__Source material__
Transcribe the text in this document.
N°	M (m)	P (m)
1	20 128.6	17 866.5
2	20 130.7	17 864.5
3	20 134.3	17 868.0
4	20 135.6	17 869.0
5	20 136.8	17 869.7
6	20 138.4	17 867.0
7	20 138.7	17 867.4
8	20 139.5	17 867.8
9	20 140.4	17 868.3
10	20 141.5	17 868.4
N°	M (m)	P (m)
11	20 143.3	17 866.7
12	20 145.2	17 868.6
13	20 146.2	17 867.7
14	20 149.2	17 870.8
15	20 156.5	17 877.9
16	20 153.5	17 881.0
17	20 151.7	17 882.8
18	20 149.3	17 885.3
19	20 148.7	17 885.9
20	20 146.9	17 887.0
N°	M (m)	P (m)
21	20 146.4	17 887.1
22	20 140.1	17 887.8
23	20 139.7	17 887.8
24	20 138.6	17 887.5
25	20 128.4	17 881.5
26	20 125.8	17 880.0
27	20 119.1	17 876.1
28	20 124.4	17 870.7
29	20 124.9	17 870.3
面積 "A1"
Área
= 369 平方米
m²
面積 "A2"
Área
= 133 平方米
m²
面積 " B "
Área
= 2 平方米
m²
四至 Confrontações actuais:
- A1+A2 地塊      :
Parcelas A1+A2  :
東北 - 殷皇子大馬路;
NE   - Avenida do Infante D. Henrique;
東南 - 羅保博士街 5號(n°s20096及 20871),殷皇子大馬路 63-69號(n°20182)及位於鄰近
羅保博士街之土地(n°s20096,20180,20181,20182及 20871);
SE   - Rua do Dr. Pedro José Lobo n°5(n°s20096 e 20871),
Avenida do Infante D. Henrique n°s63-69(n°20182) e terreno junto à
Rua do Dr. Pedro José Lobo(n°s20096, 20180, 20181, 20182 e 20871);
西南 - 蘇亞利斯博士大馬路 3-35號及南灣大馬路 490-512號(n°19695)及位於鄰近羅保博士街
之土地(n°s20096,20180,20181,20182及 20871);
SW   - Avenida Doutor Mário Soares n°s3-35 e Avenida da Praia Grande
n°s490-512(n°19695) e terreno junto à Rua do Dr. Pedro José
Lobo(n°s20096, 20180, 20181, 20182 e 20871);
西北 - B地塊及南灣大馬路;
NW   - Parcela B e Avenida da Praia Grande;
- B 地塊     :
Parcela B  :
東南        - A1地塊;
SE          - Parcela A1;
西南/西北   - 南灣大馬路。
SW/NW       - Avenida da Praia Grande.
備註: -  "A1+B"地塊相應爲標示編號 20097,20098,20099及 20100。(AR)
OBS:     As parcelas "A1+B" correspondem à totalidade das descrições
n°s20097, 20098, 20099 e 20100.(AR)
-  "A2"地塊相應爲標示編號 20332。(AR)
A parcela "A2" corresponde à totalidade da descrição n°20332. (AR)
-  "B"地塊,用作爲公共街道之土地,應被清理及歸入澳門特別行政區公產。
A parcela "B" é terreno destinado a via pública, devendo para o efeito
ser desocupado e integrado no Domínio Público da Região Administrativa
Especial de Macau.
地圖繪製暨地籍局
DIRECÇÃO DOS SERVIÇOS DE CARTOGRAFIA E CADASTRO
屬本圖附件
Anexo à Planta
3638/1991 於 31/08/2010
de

__What is expected__
Reproduce the full listing above, character for character.

__The result__
Transcribe the text in this document.
N°	M (m)	P (m)
1	20 128.6	17 866.5
2	20 130.7	17 864.5
3	20 134.3	17 868.0
4	20 135.6	17 869.0
5	20 136.8	17 869.7
6	20 138.4	17 867.0
7	20 138.7	17 867.4
8	20 139.5	17 867.8
9	20 140.4	17 868.3
10	20 141.5	17 868.4
N°	M (m)	P (m)
11	20 143.3	17 866.7
12	20 145.2	17 868.6
13	20 146.2	17 867.7
14	20 149.2	17 870.8
15	20 156.5	17 877.9
16	20 153.5	17 881.0
17	20 151.7	17 882.8
18	20 149.3	17 885.3
19	20 148.7	17 885.9
20	20 146.9	17 887.0
N°	M (m)	P (m)
21	20 146.4	17 887.1
22	20 140.1	17 887.8
23	20 139.7	17 887.8
24	20 138.6	17 887.5
25	20 128.4	17 881.5
26	20 125.8	17 880.0
27	20 119.1	17 876.1
28	20 124.4	17 870.7
29	20 124.9	17 870.3
面積 "A1"
Área
= 369 平方米
m²
面積 "A2"
Área
= 133 平方米
m²
面積 " B "
Área
= 2 平方米
m²
四至 Confrontações actuais:
- A1+A2 地塊      :
Parcelas A1+A2  :
東北 - 殷皇子大馬路;
NE   - Avenida do Infante D. Henrique;
東南 - 羅保博士街 5號(n°s20096及 20871),殷皇子大馬路 63-69號(n°20182)及位於鄰近
羅保博士街之土地(n°s20096,20180,20181,20182及 20871);
SE   - Rua do Dr. Pedro José Lobo n°5(n°s20096 e 20871),
Avenida do Infante D. Henrique n°s63-69(n°20182) e terreno junto à
Rua do Dr. Pedro José Lobo(n°s20096, 20180, 20181, 20182 e 20871);
西南 - 蘇亞利斯博士大馬路 3-35號及南灣大馬路 490-512號(n°19695)及位於鄰近羅保博士街
之土地(n°s20096,20180,20181,20182及 20871);
SW   - Avenida Doutor Mário Soares n°s3-35 e Avenida da Praia Grande
n°s490-512(n°19695) e terreno junto à Rua do Dr. Pedro José
Lobo(n°s20096, 20180, 20181, 20182 e 20871);
西北 - B地塊及南灣大馬路;
NW   - Parcela B e Avenida da Praia Grande;
- B 地塊     :
Parcela B  :
東南        - A1地塊;
SE          - Parcela A1;
西南/西北   - 南灣大馬路。
SW/NW       - Avenida da Praia Grande.
備註: -  "A1+B"地塊相應爲標示編號 20097,20098,20099及 20100。(AR)
OBS:     As parcelas "A1+B" correspondem à totalidade das descrições
n°s20097, 20098, 20099 e 20100.(AR)
-  "A2"地塊相應爲標示編號 20332。(AR)
A parcela "A2" corresponde à totalidade da descrição n°20332. (AR)
-  "B"地塊,用作爲公共街道之土地,應被清理及歸入澳門特別行政區公產。
A parcela "B" é terreno destinado a via pública, devendo para o efeito
ser desocupado e integrado no Domínio Público da Região Administrativa
Especial de Macau.
地圖繪製暨地籍局
DIRECÇÃO DOS SERVIÇOS DE CARTOGRAFIA E CADASTRO
屬本圖附件
Anexo à Planta
3638/1991 於 31/08/2010
de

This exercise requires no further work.